_Exercise prompt_
All of the records listed below should be retyped exactly.

(Saved entries)
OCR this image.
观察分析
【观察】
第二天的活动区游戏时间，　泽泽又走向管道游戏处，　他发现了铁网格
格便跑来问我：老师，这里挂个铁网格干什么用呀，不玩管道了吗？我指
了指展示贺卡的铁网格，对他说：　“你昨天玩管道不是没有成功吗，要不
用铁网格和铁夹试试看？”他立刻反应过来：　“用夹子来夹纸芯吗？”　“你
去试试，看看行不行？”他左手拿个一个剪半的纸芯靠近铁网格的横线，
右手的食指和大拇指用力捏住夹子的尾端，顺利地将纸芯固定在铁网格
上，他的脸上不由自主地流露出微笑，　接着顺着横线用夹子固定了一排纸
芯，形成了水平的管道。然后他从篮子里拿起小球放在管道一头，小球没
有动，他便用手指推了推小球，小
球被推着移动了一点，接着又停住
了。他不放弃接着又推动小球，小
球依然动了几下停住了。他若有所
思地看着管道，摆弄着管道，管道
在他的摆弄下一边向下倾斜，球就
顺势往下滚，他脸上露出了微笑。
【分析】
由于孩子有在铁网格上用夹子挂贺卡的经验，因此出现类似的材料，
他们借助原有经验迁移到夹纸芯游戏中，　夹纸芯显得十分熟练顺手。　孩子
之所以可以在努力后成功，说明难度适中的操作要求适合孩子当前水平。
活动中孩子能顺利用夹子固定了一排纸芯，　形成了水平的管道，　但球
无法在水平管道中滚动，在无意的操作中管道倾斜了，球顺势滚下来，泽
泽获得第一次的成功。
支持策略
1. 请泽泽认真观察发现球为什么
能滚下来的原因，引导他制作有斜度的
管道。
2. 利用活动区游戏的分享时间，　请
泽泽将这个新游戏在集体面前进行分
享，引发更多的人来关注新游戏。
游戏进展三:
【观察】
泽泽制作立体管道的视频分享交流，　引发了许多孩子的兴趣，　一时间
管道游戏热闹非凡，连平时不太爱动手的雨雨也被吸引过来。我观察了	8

_Written answer_
OCR this image.
观察分析
【观察】
第二天的活动区游戏时间，　泽泽又走向管道游戏处，　他发现了铁网格
格便跑来问我：老师，这里挂个铁网格干什么用呀，不玩管道了吗？我指
了指展示贺卡的铁网格，对他说：　“你昨天玩管道不是没有成功吗，要不
用铁网格和铁夹试试看？”他立刻反应过来：　“用夹子来夹纸芯吗？”　“你
去试试，看看行不行？”他左手拿个一个剪半的纸芯靠近铁网格的横线，
右手的食指和大拇指用力捏住夹子的尾端，顺利地将纸芯固定在铁网格
上，他的脸上不由自主地流露出微笑，　接着顺着横线用夹子固定了一排纸
芯，形成了水平的管道。然后他从篮子里拿起小球放在管道一头，小球没
有动，他便用手指推了推小球，小
球被推着移动了一点，接着又停住
了。他不放弃接着又推动小球，小
球依然动了几下停住了。他若有所
思地看着管道，摆弄着管道，管道
在他的摆弄下一边向下倾斜，球就
顺势往下滚，他脸上露出了微笑。
【分析】
由于孩子有在铁网格上用夹子挂贺卡的经验，因此出现类似的材料，
他们借助原有经验迁移到夹纸芯游戏中，　夹纸芯显得十分熟练顺手。　孩子
之所以可以在努力后成功，说明难度适中的操作要求适合孩子当前水平。
活动中孩子能顺利用夹子固定了一排纸芯，　形成了水平的管道，　但球
无法在水平管道中滚动，在无意的操作中管道倾斜了，球顺势滚下来，泽
泽获得第一次的成功。
支持策略
1. 请泽泽认真观察发现球为什么
能滚下来的原因，引导他制作有斜度的
管道。
2. 利用活动区游戏的分享时间，　请
泽泽将这个新游戏在集体面前进行分
享，引发更多的人来关注新游戏。
游戏进展三:
【观察】
泽泽制作立体管道的视频分享交流，　引发了许多孩子的兴趣，　一时间
管道游戏热闹非凡，连平时不太爱动手的雨雨也被吸引过来。我观察了	8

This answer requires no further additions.